#### RECORDS TO USE
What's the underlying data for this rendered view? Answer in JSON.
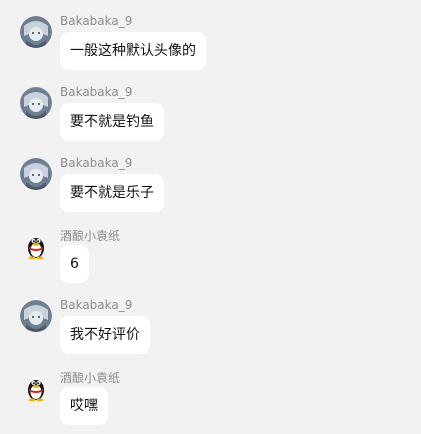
{
  "messages": [
    {
      "sender": "Bakabaka_9",
      "avatar_icon": "anime-character-avatar-icon",
      "text": "一般这种默认头像的"
    },
    {
      "sender": "Bakabaka_9",
      "avatar_icon": "anime-character-avatar-icon",
      "text": "要不就是钓鱼"
    },
    {
      "sender": "Bakabaka_9",
      "avatar_icon": "anime-character-avatar-icon",
      "text": "要不就是乐子"
    },
    {
      "sender": "酒酿小袁纸",
      "avatar_icon": "qq-penguin-avatar-icon",
      "text": "6"
    },
    {
      "sender": "Bakabaka_9",
      "avatar_icon": "anime-character-avatar-icon",
      "text": "我不好评价"
    },
    {
      "sender": "酒酿小袁纸",
      "avatar_icon": "qq-penguin-avatar-icon",
      "text": "哎嘿"
    }
  ],
  "colors": {
    "background": "#f2f2f2",
    "bubble": "#ffffff",
    "sender_name": "#8c8c8c",
    "message_text": "#111111"
  }
}
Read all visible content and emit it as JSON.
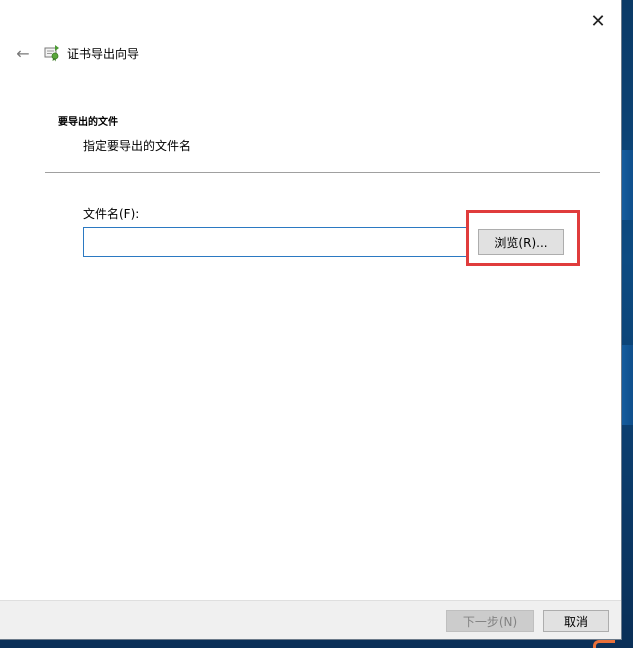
{
  "window": {
    "title": "证书导出向导",
    "close_glyph": "✕",
    "back_glyph": "←"
  },
  "page": {
    "heading": "要导出的文件",
    "subheading": "指定要导出的文件名"
  },
  "form": {
    "filename_label": "文件名(F):",
    "filename_value": "",
    "browse_label": "浏览(R)..."
  },
  "footer": {
    "next_label": "下一步(N)",
    "cancel_label": "取消"
  },
  "icons": {
    "back": "back-arrow-icon",
    "wizard": "certificate-wizard-icon",
    "close": "close-icon"
  },
  "colors": {
    "accent_input_border": "#2b79c2",
    "highlight": "#e03c3c",
    "button_bg": "#e1e1e1",
    "footer_bg": "#f0f0f0"
  }
}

#### WHAT THE EXERCISE ASKS
Without the pictures, retype the whole of the material above exactly.

#### FINAL ANSWER
What's the underlying data for this rendered view? Answer in JSON.
{
  "messages": [
    {
      "sender": "Bakabaka_9",
      "avatar_icon": "anime-character-avatar-icon",
      "text": "一般这种默认头像的"
    },
    {
      "sender": "Bakabaka_9",
      "avatar_icon": "anime-character-avatar-icon",
      "text": "要不就是钓鱼"
    },
    {
      "sender": "Bakabaka_9",
      "avatar_icon": "anime-character-avatar-icon",
      "text": "要不就是乐子"
    },
    {
      "sender": "酒酿小袁纸",
      "avatar_icon": "qq-penguin-avatar-icon",
      "text": "6"
    },
    {
      "sender": "Bakabaka_9",
      "avatar_icon": "anime-character-avatar-icon",
      "text": "我不好评价"
    },
    {
      "sender": "酒酿小袁纸",
      "avatar_icon": "qq-penguin-avatar-icon",
      "text": "哎嘿"
    }
  ],
  "colors": {
    "background": "#f2f2f2",
    "bubble": "#ffffff",
    "sender_name": "#8c8c8c",
    "message_text": "#111111"
  }
}
Read all visible content and emit it as JSON.
{
  "window": {
    "title": "证书导出向导",
    "close_glyph": "✕",
    "back_glyph": "←"
  },
  "page": {
    "heading": "要导出的文件",
    "subheading": "指定要导出的文件名"
  },
  "form": {
    "filename_label": "文件名(F):",
    "filename_value": "",
    "browse_label": "浏览(R)..."
  },
  "footer": {
    "next_label": "下一步(N)",
    "cancel_label": "取消"
  },
  "icons": {
    "back": "back-arrow-icon",
    "wizard": "certificate-wizard-icon",
    "close": "close-icon"
  },
  "colors": {
    "accent_input_border": "#2b79c2",
    "highlight": "#e03c3c",
    "button_bg": "#e1e1e1",
    "footer_bg": "#f0f0f0"
  }
}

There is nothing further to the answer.